§ **REQUIRED WORK**
Find the string "Лурье" in the listing and report every line that has it.

§

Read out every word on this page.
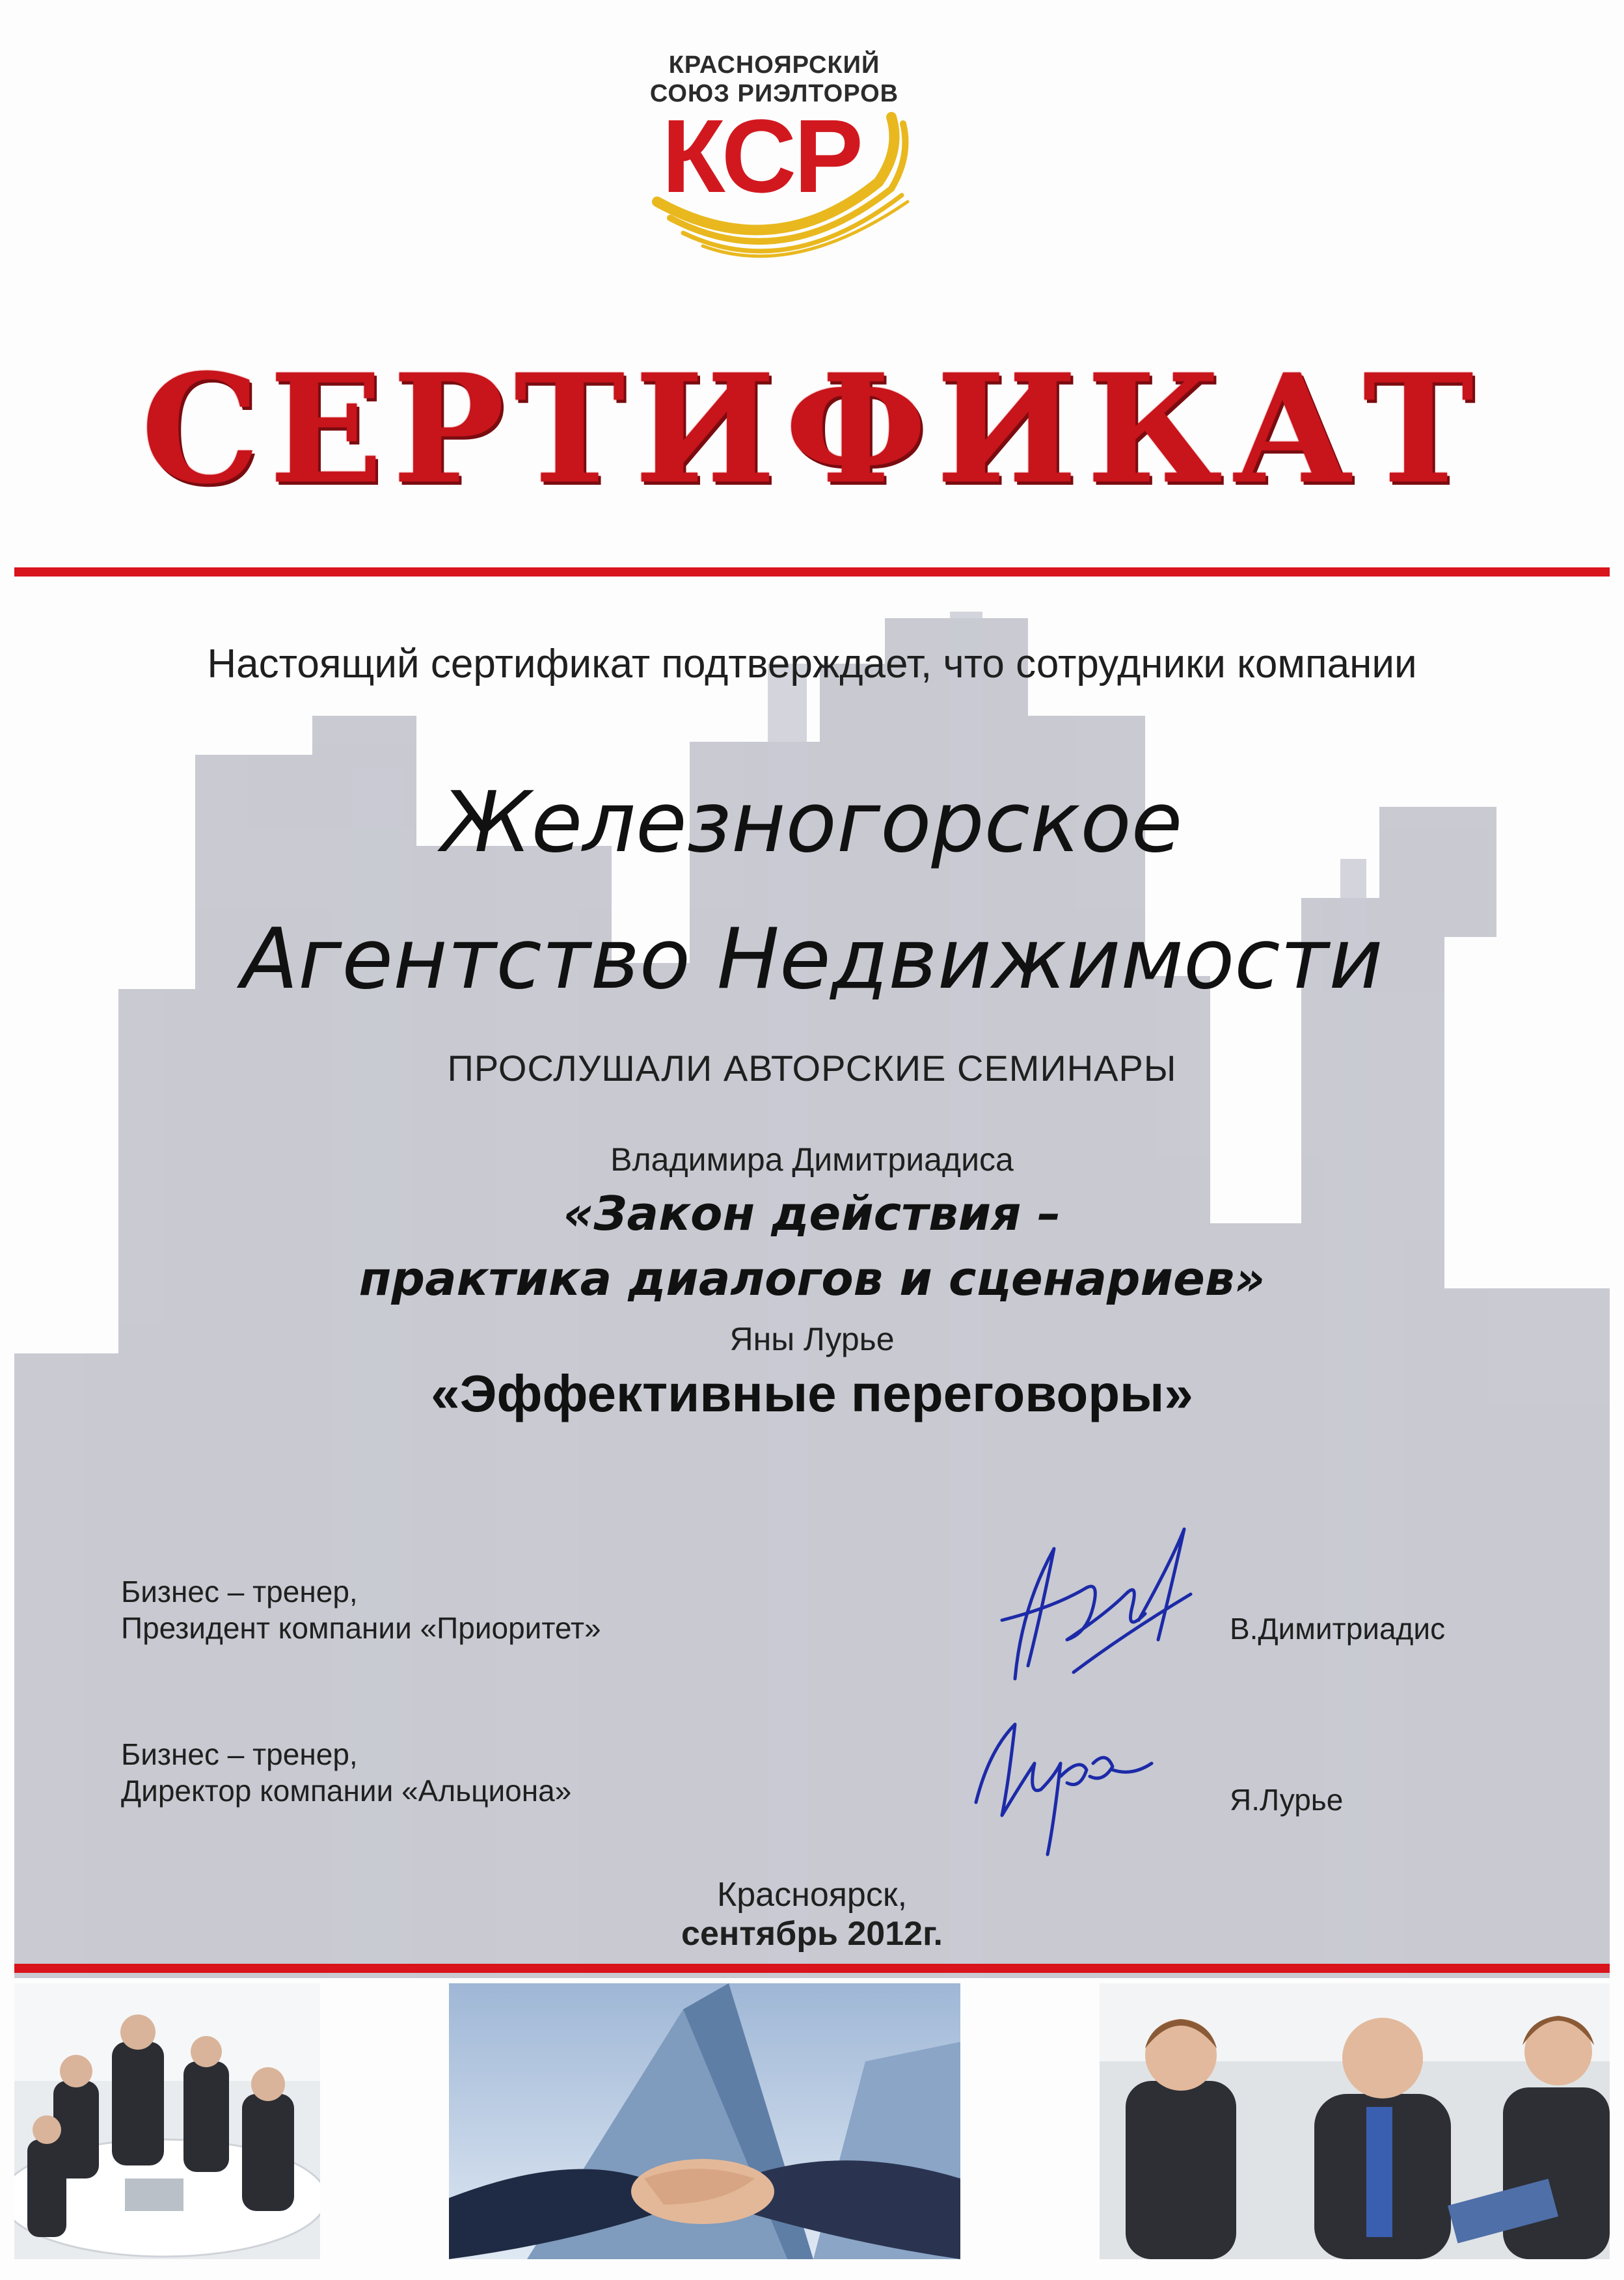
КРАСНОЯРСКИЙ
СОЮЗ РИЭЛТОРОВ
КСР
СЕРТИФИКАТ
Настоящий сертификат подтверждает, что сотрудники компании
Железногорское
Агентство Недвижимости
ПРОСЛУШАЛИ АВТОРСКИЕ СЕМИНАРЫ
Владимира Димитриадиса
«Закон действия –
практика диалогов и сценариев»
Яны Лурье
«Эффективные переговоры»
Бизнес – тренер,
Президент компании «Приоритет»	В.Димитриадис
Бизнес – тренер,
Директор компании «Альциона»	Я.Лурье
Красноярск,
сентябрь 2012г.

§

§ **RESPONSE**
Яны Лурье
Директор компании «Альциона»	Я.Лурье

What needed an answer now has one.